[start of Data section]

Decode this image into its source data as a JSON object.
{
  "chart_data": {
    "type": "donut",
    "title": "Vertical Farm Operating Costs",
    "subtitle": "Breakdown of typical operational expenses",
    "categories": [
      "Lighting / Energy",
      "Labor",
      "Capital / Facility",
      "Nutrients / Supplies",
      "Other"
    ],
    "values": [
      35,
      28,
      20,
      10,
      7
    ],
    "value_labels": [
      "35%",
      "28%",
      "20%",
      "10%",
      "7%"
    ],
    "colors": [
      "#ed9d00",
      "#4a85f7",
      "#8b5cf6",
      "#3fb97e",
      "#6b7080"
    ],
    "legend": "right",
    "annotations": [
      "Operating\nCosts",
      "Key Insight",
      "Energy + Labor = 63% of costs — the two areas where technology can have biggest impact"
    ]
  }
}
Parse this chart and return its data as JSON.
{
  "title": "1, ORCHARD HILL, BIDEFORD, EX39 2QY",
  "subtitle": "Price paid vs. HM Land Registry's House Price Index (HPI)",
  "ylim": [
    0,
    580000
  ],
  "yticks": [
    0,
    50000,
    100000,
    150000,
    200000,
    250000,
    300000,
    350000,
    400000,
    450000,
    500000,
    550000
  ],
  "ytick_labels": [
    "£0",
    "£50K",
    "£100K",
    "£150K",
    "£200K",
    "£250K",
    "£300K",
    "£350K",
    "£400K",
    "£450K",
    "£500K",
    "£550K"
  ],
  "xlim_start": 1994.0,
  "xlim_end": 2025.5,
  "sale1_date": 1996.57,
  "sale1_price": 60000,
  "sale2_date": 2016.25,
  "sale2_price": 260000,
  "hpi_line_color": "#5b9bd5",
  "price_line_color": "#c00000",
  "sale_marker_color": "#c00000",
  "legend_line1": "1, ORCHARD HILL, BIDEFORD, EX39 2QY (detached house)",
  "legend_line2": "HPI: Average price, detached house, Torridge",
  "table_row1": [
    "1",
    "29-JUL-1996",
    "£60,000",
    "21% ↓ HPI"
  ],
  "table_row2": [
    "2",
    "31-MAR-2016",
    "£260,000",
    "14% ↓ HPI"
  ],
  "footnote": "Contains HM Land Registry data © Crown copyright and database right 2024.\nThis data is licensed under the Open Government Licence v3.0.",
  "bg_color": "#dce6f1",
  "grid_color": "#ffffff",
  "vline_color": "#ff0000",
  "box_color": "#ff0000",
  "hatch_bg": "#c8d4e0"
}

[end of Data section]

Problem to work on:
Return every record above exactly as it appears.

Answer to the task:
Decode this image into its source data as a JSON object.
{
  "chart_data": {
    "type": "donut",
    "title": "Vertical Farm Operating Costs",
    "subtitle": "Breakdown of typical operational expenses",
    "categories": [
      "Lighting / Energy",
      "Labor",
      "Capital / Facility",
      "Nutrients / Supplies",
      "Other"
    ],
    "values": [
      35,
      28,
      20,
      10,
      7
    ],
    "value_labels": [
      "35%",
      "28%",
      "20%",
      "10%",
      "7%"
    ],
    "colors": [
      "#ed9d00",
      "#4a85f7",
      "#8b5cf6",
      "#3fb97e",
      "#6b7080"
    ],
    "legend": "right",
    "annotations": [
      "Operating\nCosts",
      "Key Insight",
      "Energy + Labor = 63% of costs — the two areas where technology can have biggest impact"
    ]
  }
}
Parse this chart and return its data as JSON.
{
  "title": "1, ORCHARD HILL, BIDEFORD, EX39 2QY",
  "subtitle": "Price paid vs. HM Land Registry's House Price Index (HPI)",
  "ylim": [
    0,
    580000
  ],
  "yticks": [
    0,
    50000,
    100000,
    150000,
    200000,
    250000,
    300000,
    350000,
    400000,
    450000,
    500000,
    550000
  ],
  "ytick_labels": [
    "£0",
    "£50K",
    "£100K",
    "£150K",
    "£200K",
    "£250K",
    "£300K",
    "£350K",
    "£400K",
    "£450K",
    "£500K",
    "£550K"
  ],
  "xlim_start": 1994.0,
  "xlim_end": 2025.5,
  "sale1_date": 1996.57,
  "sale1_price": 60000,
  "sale2_date": 2016.25,
  "sale2_price": 260000,
  "hpi_line_color": "#5b9bd5",
  "price_line_color": "#c00000",
  "sale_marker_color": "#c00000",
  "legend_line1": "1, ORCHARD HILL, BIDEFORD, EX39 2QY (detached house)",
  "legend_line2": "HPI: Average price, detached house, Torridge",
  "table_row1": [
    "1",
    "29-JUL-1996",
    "£60,000",
    "21% ↓ HPI"
  ],
  "table_row2": [
    "2",
    "31-MAR-2016",
    "£260,000",
    "14% ↓ HPI"
  ],
  "footnote": "Contains HM Land Registry data © Crown copyright and database right 2024.\nThis data is licensed under the Open Government Licence v3.0.",
  "bg_color": "#dce6f1",
  "grid_color": "#ffffff",
  "vline_color": "#ff0000",
  "box_color": "#ff0000",
  "hatch_bg": "#c8d4e0"
}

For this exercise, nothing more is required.